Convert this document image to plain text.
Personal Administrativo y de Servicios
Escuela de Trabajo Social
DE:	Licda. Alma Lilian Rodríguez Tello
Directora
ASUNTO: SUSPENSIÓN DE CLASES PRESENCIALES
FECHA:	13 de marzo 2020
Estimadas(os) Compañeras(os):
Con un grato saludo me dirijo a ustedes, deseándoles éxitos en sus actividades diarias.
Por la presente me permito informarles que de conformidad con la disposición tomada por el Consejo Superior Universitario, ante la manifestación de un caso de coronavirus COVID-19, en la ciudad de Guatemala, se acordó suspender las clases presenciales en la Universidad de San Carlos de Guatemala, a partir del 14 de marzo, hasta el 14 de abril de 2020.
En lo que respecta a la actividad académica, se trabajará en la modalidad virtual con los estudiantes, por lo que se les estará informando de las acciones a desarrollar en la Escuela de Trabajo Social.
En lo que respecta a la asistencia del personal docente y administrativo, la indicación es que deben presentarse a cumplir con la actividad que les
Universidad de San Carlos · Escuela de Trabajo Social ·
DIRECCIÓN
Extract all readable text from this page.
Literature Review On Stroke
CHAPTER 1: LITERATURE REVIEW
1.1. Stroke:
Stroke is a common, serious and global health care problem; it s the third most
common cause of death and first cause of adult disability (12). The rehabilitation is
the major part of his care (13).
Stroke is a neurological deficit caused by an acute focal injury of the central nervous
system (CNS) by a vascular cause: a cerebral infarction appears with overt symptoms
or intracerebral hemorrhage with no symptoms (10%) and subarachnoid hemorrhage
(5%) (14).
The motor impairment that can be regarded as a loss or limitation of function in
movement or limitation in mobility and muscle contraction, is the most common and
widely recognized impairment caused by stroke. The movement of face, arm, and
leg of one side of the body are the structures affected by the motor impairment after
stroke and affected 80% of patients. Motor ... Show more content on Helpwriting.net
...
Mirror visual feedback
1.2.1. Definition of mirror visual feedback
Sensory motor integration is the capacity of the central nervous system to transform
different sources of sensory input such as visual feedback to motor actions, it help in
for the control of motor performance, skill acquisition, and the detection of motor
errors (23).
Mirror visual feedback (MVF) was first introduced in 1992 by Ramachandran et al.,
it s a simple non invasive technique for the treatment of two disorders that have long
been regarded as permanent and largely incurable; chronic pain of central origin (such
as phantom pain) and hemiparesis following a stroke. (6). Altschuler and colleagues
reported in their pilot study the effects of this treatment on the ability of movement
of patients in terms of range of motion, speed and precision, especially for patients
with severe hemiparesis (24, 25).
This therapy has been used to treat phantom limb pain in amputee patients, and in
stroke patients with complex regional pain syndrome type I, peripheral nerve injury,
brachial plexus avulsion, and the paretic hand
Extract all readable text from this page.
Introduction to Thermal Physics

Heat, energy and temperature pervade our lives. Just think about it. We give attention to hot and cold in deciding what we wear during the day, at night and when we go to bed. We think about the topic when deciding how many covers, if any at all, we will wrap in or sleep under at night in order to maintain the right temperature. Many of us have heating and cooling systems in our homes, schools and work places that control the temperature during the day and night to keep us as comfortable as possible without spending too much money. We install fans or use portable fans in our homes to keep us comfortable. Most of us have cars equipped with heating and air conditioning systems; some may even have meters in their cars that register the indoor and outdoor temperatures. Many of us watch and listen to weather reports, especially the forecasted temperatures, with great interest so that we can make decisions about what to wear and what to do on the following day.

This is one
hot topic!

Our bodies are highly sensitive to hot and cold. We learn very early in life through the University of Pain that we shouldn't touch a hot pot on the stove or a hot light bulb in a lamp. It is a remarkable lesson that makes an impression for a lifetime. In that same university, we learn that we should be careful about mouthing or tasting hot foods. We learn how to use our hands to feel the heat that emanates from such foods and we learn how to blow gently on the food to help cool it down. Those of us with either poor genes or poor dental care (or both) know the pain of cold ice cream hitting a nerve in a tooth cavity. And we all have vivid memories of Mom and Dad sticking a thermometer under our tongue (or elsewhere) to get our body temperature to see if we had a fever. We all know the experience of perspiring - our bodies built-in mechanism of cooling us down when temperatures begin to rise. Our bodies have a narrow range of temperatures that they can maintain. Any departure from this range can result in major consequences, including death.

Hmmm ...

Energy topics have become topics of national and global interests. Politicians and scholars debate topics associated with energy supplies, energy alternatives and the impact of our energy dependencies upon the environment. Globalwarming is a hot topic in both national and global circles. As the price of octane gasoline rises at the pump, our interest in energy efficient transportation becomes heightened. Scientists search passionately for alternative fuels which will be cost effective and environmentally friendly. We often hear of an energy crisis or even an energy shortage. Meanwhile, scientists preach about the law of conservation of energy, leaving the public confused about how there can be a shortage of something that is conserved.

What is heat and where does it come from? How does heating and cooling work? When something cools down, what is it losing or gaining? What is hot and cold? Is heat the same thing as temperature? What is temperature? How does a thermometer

==============================

▶ [What you need to do]
Would you please reproduce all of the lines above exactly?

▶ [Answer to this exercise]
Convert this document image to plain text.
Personal Administrativo y de Servicios
Escuela de Trabajo Social
DE:	Licda. Alma Lilian Rodríguez Tello
Directora
ASUNTO: SUSPENSIÓN DE CLASES PRESENCIALES
FECHA:	13 de marzo 2020
Estimadas(os) Compañeras(os):
Con un grato saludo me dirijo a ustedes, deseándoles éxitos en sus actividades diarias.
Por la presente me permito informarles que de conformidad con la disposición tomada por el Consejo Superior Universitario, ante la manifestación de un caso de coronavirus COVID-19, en la ciudad de Guatemala, se acordó suspender las clases presenciales en la Universidad de San Carlos de Guatemala, a partir del 14 de marzo, hasta el 14 de abril de 2020.
En lo que respecta a la actividad académica, se trabajará en la modalidad virtual con los estudiantes, por lo que se les estará informando de las acciones a desarrollar en la Escuela de Trabajo Social.
En lo que respecta a la asistencia del personal docente y administrativo, la indicación es que deben presentarse a cumplir con la actividad que les
Universidad de San Carlos · Escuela de Trabajo Social ·
DIRECCIÓN
Extract all readable text from this page.
Literature Review On Stroke
CHAPTER 1: LITERATURE REVIEW
1.1. Stroke:
Stroke is a common, serious and global health care problem; it s the third most
common cause of death and first cause of adult disability (12). The rehabilitation is
the major part of his care (13).
Stroke is a neurological deficit caused by an acute focal injury of the central nervous
system (CNS) by a vascular cause: a cerebral infarction appears with overt symptoms
or intracerebral hemorrhage with no symptoms (10%) and subarachnoid hemorrhage
(5%) (14).
The motor impairment that can be regarded as a loss or limitation of function in
movement or limitation in mobility and muscle contraction, is the most common and
widely recognized impairment caused by stroke. The movement of face, arm, and
leg of one side of the body are the structures affected by the motor impairment after
stroke and affected 80% of patients. Motor ... Show more content on Helpwriting.net
...
Mirror visual feedback
1.2.1. Definition of mirror visual feedback
Sensory motor integration is the capacity of the central nervous system to transform
different sources of sensory input such as visual feedback to motor actions, it help in
for the control of motor performance, skill acquisition, and the detection of motor
errors (23).
Mirror visual feedback (MVF) was first introduced in 1992 by Ramachandran et al.,
it s a simple non invasive technique for the treatment of two disorders that have long
been regarded as permanent and largely incurable; chronic pain of central origin (such
as phantom pain) and hemiparesis following a stroke. (6). Altschuler and colleagues
reported in their pilot study the effects of this treatment on the ability of movement
of patients in terms of range of motion, speed and precision, especially for patients
with severe hemiparesis (24, 25).
This therapy has been used to treat phantom limb pain in amputee patients, and in
stroke patients with complex regional pain syndrome type I, peripheral nerve injury,
brachial plexus avulsion, and the paretic hand
Extract all readable text from this page.
Introduction to Thermal Physics

Heat, energy and temperature pervade our lives. Just think about it. We give attention to hot and cold in deciding what we wear during the day, at night and when we go to bed. We think about the topic when deciding how many covers, if any at all, we will wrap in or sleep under at night in order to maintain the right temperature. Many of us have heating and cooling systems in our homes, schools and work places that control the temperature during the day and night to keep us as comfortable as possible without spending too much money. We install fans or use portable fans in our homes to keep us comfortable. Most of us have cars equipped with heating and air conditioning systems; some may even have meters in their cars that register the indoor and outdoor temperatures. Many of us watch and listen to weather reports, especially the forecasted temperatures, with great interest so that we can make decisions about what to wear and what to do on the following day.

This is one
hot topic!

Our bodies are highly sensitive to hot and cold. We learn very early in life through the University of Pain that we shouldn't touch a hot pot on the stove or a hot light bulb in a lamp. It is a remarkable lesson that makes an impression for a lifetime. In that same university, we learn that we should be careful about mouthing or tasting hot foods. We learn how to use our hands to feel the heat that emanates from such foods and we learn how to blow gently on the food to help cool it down. Those of us with either poor genes or poor dental care (or both) know the pain of cold ice cream hitting a nerve in a tooth cavity. And we all have vivid memories of Mom and Dad sticking a thermometer under our tongue (or elsewhere) to get our body temperature to see if we had a fever. We all know the experience of perspiring - our bodies built-in mechanism of cooling us down when temperatures begin to rise. Our bodies have a narrow range of temperatures that they can maintain. Any departure from this range can result in major consequences, including death.

Hmmm ...

Energy topics have become topics of national and global interests. Politicians and scholars debate topics associated with energy supplies, energy alternatives and the impact of our energy dependencies upon the environment. Globalwarming is a hot topic in both national and global circles. As the price of octane gasoline rises at the pump, our interest in energy efficient transportation becomes heightened. Scientists search passionately for alternative fuels which will be cost effective and environmentally friendly. We often hear of an energy crisis or even an energy shortage. Meanwhile, scientists preach about the law of conservation of energy, leaving the public confused about how there can be a shortage of something that is conserved.

What is heat and where does it come from? How does heating and cooling work? When something cools down, what is it losing or gaining? What is hot and cold? Is heat the same thing as temperature? What is temperature? How does a thermometer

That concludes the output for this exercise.